(Items from a figure collection)
★ ★ ★ ★ ★

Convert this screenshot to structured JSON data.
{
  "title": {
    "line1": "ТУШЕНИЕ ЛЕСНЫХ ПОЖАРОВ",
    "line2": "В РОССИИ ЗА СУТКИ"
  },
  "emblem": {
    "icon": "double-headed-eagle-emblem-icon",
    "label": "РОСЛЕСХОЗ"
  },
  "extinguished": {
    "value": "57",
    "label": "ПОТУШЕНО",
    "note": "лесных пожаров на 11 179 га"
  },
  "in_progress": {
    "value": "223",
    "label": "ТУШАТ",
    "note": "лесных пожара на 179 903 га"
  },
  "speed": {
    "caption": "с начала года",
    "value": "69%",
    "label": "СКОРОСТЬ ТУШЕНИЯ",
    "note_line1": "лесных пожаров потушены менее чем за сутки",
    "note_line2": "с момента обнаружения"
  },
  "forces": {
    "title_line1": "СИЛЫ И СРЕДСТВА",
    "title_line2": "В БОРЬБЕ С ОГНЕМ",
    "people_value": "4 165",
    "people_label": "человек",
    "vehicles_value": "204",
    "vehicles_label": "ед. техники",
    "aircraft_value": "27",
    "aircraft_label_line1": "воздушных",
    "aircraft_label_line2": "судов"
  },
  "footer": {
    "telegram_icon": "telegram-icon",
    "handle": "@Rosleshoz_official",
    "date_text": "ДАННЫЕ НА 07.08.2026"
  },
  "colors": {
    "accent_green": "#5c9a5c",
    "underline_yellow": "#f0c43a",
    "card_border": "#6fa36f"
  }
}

★ ★ ★ ★ ★

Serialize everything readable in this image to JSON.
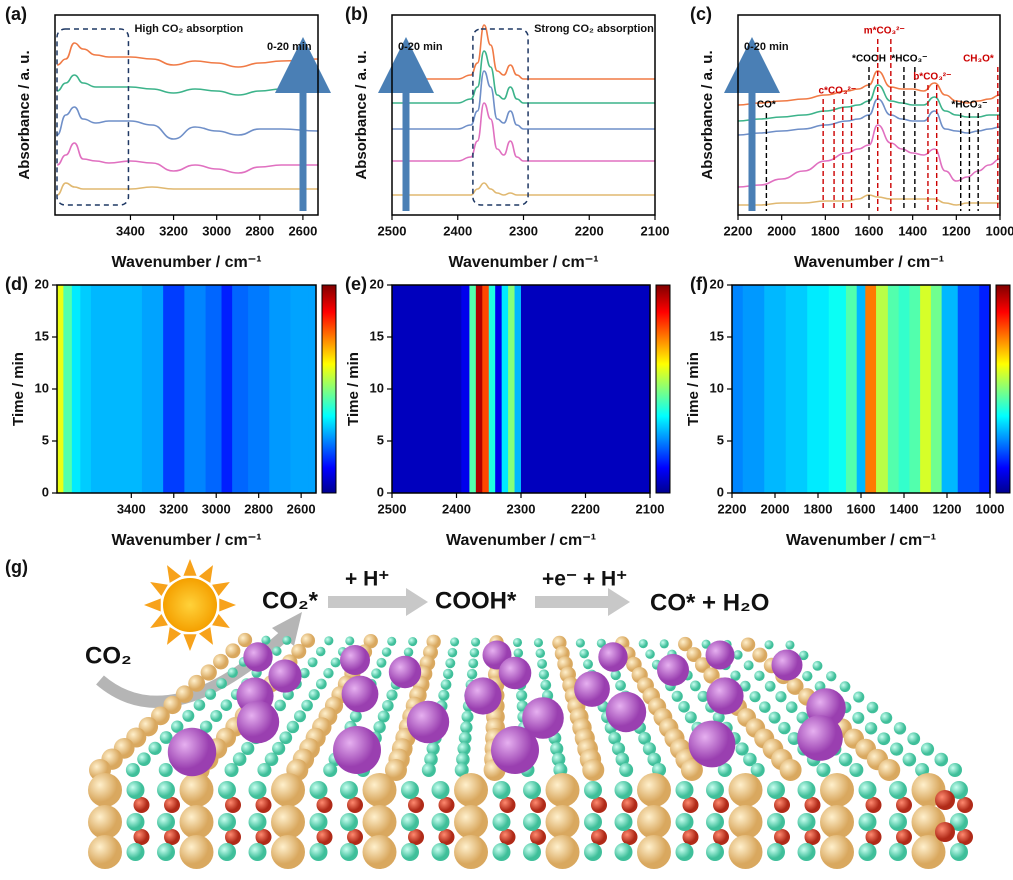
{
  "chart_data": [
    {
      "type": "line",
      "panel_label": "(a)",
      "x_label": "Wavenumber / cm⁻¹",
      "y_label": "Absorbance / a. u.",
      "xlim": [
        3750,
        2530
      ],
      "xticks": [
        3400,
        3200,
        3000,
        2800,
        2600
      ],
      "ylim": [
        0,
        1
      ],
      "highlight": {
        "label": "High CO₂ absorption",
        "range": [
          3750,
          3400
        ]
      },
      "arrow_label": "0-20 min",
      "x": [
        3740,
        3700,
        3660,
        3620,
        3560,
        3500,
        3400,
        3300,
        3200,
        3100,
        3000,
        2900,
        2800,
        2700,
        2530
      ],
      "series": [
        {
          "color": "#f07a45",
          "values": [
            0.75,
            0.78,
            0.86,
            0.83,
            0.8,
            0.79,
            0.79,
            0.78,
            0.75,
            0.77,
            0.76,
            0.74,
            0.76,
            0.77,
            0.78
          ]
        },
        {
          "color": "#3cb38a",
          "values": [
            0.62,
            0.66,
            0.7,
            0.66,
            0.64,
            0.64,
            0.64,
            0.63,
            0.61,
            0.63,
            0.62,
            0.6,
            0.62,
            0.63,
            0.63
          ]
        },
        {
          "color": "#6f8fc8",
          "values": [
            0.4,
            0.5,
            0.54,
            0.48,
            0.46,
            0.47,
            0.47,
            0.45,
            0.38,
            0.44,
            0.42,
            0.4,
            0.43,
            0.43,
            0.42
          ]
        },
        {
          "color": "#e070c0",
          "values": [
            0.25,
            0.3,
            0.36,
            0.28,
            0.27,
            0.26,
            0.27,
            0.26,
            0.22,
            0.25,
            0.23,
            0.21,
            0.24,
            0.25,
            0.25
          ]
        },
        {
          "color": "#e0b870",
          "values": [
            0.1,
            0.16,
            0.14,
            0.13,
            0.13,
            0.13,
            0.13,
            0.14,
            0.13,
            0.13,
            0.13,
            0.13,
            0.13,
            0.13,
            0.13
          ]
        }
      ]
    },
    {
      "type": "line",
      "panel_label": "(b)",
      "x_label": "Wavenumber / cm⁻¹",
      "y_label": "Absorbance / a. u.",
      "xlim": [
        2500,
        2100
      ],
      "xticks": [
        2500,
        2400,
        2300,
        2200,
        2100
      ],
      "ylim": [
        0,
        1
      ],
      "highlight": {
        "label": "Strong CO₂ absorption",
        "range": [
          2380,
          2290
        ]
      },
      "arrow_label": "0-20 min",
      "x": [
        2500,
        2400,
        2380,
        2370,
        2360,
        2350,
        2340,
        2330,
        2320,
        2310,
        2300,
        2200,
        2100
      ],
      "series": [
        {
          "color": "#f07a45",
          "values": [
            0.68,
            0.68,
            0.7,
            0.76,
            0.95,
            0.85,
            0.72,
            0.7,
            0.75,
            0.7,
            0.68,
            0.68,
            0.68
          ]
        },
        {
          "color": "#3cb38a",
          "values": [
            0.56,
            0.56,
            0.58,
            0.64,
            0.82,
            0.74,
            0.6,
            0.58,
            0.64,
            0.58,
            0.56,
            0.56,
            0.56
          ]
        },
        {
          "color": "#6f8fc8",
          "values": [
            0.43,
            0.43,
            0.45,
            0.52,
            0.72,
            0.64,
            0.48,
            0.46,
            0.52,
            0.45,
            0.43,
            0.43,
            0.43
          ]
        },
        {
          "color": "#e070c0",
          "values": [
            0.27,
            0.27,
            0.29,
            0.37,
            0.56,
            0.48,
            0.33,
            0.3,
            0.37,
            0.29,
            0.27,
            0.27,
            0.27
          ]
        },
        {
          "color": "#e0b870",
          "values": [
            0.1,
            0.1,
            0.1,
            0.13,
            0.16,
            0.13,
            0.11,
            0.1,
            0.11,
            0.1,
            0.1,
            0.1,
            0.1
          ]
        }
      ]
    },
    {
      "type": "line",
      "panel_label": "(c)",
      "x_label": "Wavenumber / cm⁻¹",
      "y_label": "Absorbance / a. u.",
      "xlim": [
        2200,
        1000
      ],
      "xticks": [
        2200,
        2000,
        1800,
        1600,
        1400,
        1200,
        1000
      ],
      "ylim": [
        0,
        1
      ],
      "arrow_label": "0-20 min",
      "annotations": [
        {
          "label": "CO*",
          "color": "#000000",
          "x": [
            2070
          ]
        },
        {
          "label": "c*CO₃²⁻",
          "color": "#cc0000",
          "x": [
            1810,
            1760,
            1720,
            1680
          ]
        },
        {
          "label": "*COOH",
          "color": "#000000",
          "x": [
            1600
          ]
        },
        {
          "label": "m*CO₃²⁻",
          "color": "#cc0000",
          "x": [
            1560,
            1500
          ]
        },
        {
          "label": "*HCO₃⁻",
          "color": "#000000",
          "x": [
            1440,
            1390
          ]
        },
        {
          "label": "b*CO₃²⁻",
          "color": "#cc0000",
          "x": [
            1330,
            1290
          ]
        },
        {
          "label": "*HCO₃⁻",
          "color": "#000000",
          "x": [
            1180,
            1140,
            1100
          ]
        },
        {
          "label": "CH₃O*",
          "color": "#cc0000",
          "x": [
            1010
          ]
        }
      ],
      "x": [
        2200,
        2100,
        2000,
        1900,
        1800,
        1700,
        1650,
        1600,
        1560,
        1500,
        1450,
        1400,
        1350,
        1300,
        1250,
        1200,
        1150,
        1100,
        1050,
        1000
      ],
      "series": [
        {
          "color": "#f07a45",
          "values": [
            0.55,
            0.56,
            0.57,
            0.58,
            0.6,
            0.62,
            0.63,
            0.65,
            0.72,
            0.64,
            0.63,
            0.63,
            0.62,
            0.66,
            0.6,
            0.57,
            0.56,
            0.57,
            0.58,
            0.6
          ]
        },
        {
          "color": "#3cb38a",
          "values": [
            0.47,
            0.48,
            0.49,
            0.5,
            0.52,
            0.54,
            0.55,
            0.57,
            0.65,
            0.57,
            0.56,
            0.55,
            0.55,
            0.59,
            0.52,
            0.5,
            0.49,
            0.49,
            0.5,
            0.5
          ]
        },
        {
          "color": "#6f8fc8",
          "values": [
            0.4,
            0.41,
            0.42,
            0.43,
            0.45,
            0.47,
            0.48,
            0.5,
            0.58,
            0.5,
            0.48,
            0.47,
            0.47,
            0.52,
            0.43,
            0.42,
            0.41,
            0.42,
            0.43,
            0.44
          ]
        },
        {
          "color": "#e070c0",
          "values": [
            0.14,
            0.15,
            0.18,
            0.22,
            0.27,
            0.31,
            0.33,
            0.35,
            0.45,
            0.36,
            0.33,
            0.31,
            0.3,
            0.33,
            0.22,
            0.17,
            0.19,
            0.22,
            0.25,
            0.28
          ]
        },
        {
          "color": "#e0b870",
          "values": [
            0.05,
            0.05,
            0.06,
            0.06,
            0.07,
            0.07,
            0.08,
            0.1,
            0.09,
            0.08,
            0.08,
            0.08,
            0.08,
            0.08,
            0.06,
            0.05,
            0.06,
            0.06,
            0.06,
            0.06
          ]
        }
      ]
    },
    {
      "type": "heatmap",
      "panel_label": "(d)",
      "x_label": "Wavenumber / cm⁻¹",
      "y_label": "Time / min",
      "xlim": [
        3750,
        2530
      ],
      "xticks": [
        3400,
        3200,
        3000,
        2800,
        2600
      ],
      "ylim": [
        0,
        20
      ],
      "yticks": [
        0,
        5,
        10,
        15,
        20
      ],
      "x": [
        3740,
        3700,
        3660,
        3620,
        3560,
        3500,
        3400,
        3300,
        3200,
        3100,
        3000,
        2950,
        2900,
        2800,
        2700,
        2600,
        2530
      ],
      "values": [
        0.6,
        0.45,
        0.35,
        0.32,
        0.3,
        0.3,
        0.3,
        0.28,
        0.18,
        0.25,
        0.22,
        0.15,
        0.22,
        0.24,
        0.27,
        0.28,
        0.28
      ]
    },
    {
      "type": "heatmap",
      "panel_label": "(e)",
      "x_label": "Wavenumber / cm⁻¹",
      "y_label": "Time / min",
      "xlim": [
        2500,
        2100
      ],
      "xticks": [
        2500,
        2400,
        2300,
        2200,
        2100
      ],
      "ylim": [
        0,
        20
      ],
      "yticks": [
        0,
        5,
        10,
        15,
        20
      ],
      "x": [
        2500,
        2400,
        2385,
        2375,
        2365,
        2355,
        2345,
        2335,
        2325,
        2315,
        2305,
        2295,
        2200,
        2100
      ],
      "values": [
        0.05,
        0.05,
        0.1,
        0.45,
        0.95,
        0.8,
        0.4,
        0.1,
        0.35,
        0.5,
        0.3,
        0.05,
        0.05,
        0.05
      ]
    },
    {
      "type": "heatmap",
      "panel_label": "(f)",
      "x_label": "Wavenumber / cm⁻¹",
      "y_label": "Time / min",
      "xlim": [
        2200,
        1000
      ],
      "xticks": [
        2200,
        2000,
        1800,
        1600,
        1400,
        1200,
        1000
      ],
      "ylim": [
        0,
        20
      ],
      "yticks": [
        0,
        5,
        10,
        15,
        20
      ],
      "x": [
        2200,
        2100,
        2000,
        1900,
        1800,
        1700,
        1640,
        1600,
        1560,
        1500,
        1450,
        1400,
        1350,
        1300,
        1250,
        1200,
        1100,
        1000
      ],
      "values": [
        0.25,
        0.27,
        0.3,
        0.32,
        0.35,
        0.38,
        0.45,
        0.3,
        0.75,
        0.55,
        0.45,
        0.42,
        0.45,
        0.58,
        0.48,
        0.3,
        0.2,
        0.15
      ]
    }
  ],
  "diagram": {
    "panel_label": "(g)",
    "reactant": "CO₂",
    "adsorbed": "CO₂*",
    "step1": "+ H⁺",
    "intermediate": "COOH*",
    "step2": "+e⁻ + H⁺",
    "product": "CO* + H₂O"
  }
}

★ ★ ★ ★ ★

State the number of lines in the records that include "this", and write nothing else.

> [WRITTEN REPLY] 2